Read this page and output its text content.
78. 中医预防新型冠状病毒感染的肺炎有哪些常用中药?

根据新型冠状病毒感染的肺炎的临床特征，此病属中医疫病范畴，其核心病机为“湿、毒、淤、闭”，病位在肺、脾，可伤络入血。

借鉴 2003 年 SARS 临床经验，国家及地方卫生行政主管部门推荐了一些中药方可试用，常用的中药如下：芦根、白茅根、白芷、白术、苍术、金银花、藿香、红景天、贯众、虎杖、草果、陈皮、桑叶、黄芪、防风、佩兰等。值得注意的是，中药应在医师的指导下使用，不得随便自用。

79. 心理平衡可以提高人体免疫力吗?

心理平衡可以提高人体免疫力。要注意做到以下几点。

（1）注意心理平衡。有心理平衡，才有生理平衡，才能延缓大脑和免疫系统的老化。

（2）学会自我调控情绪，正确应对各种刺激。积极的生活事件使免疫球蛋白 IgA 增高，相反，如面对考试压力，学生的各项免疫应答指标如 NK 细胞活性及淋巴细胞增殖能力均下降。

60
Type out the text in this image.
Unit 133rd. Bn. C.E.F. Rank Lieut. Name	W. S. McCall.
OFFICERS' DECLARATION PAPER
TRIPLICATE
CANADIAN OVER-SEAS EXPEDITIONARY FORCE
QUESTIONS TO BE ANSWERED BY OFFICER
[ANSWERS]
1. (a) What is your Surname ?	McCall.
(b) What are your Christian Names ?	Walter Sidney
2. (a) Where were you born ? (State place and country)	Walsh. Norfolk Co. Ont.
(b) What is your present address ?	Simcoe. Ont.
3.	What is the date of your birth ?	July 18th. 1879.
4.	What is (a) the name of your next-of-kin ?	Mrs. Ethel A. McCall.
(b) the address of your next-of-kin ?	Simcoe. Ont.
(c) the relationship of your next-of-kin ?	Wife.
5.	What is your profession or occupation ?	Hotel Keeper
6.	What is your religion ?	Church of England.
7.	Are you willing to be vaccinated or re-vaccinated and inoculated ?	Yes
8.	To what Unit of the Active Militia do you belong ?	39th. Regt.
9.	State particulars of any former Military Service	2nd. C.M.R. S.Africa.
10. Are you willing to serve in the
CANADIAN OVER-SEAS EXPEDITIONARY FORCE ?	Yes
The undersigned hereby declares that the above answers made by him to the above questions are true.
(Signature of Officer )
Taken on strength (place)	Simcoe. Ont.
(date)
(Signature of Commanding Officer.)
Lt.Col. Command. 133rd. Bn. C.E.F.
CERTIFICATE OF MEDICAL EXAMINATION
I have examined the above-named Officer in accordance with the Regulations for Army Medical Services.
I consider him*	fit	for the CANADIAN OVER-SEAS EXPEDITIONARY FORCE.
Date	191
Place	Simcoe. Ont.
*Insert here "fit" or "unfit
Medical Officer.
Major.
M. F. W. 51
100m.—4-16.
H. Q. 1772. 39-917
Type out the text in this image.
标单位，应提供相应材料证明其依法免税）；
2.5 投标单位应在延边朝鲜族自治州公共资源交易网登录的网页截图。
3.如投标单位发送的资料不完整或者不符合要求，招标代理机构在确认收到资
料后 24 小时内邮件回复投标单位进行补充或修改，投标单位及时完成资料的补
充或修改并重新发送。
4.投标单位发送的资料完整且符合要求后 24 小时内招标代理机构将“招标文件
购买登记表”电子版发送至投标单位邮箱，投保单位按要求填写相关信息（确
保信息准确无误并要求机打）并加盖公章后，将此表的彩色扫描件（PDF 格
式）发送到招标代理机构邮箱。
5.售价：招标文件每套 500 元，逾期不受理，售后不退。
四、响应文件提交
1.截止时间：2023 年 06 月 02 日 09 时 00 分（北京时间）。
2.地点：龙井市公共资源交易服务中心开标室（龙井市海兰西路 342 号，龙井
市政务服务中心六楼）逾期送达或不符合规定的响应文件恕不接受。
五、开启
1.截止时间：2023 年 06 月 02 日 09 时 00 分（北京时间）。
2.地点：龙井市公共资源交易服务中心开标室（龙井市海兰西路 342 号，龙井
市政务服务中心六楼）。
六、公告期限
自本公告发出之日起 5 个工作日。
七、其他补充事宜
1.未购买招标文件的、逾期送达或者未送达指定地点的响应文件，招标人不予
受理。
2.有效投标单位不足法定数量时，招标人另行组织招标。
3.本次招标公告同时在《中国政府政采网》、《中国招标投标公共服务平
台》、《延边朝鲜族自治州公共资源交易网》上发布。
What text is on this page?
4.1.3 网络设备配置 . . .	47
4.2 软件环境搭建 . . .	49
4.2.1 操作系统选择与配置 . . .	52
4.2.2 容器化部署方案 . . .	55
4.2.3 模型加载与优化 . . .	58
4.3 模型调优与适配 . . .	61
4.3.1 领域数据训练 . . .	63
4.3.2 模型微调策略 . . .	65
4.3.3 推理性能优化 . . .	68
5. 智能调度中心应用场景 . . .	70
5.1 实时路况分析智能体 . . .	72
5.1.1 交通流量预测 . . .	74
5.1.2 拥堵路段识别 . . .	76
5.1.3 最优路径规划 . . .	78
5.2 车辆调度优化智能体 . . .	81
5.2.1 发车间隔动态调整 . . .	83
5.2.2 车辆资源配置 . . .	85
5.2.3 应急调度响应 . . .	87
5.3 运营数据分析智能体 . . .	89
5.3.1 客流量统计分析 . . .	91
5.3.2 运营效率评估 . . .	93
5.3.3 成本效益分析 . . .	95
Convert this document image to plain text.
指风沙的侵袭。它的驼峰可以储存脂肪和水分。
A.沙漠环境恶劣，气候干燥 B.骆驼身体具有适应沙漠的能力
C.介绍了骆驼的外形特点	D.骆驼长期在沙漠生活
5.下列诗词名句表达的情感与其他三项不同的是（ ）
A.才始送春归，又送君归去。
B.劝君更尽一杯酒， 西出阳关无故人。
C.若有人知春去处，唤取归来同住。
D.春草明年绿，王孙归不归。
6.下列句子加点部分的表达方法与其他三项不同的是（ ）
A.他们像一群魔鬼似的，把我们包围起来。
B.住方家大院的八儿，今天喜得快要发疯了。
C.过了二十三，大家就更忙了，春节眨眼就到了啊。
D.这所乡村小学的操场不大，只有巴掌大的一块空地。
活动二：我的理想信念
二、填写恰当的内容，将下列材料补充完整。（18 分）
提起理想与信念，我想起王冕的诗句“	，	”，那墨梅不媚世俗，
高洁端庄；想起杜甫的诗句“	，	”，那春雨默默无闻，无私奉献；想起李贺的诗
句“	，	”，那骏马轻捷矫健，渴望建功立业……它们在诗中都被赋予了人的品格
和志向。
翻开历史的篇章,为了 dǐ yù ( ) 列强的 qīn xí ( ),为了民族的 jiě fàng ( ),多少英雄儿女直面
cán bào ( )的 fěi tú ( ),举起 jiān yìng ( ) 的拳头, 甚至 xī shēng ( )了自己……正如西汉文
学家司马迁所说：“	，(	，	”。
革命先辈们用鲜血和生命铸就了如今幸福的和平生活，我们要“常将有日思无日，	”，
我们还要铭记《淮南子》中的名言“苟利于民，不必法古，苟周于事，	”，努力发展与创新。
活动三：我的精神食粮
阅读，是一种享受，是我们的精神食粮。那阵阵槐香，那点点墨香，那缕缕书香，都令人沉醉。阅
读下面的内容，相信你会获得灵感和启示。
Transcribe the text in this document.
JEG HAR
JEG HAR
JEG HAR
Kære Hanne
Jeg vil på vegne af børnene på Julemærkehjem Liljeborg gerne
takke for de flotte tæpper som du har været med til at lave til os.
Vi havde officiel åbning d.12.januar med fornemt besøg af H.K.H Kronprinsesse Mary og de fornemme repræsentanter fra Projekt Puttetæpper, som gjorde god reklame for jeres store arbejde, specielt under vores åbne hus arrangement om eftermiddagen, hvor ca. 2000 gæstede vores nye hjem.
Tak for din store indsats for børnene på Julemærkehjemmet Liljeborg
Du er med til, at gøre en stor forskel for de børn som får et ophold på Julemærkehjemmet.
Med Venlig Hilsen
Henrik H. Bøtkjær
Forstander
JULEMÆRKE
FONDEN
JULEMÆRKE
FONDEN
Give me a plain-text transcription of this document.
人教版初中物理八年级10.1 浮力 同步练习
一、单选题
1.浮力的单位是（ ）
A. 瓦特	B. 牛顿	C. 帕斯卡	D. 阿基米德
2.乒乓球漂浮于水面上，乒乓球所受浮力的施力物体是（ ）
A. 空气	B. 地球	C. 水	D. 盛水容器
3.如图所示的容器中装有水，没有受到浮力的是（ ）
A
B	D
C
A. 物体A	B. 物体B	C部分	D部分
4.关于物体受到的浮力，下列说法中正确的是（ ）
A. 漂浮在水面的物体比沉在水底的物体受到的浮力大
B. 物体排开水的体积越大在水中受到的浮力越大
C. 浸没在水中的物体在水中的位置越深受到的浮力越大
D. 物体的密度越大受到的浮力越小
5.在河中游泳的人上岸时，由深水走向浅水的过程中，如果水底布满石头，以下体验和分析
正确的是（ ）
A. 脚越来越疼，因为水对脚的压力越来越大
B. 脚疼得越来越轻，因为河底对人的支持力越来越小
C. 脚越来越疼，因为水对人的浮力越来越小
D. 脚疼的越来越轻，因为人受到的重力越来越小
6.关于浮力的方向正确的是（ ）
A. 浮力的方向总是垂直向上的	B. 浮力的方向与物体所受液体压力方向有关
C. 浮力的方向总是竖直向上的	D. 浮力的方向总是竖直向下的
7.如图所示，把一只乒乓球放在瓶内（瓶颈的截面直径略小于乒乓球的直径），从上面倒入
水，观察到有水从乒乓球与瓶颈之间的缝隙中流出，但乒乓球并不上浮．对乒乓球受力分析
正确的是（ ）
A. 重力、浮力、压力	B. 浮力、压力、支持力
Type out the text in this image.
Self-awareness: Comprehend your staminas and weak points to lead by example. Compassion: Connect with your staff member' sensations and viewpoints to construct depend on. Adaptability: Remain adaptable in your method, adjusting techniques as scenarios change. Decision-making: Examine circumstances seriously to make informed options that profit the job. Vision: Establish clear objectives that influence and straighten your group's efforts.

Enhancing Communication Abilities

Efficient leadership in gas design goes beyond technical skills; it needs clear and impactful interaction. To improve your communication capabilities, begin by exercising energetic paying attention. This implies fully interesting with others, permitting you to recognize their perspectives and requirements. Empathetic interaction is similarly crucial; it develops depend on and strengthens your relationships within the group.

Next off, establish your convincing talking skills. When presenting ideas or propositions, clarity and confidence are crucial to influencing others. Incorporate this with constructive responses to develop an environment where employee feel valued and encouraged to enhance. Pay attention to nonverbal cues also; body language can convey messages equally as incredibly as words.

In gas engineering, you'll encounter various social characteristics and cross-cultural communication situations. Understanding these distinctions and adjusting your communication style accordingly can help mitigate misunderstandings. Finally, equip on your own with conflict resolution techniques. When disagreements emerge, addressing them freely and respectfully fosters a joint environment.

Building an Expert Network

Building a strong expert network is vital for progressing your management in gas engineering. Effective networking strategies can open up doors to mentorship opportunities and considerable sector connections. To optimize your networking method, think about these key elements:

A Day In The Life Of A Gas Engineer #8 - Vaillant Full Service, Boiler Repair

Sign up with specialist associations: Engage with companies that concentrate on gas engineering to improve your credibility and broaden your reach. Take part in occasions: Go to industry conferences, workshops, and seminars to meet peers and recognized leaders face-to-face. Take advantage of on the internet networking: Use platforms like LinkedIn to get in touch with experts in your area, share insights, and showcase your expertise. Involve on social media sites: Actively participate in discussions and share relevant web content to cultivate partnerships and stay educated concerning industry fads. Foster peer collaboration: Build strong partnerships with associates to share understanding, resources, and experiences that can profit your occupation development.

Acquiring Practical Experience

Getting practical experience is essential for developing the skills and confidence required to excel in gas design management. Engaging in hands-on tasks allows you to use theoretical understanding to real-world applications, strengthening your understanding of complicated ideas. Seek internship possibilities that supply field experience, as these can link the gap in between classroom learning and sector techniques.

= TASK PROMPT =
Track down the lines that include the word "McCall" and copy them.

= EXERCISE SOLUTION =
Unit 133rd. Bn. C.E.F. Rank Lieut. Name	W. S. McCall.
1. (a) What is your Surname ?	McCall.
4.	What is (a) the name of your next-of-kin ?	Mrs. Ethel A. McCall.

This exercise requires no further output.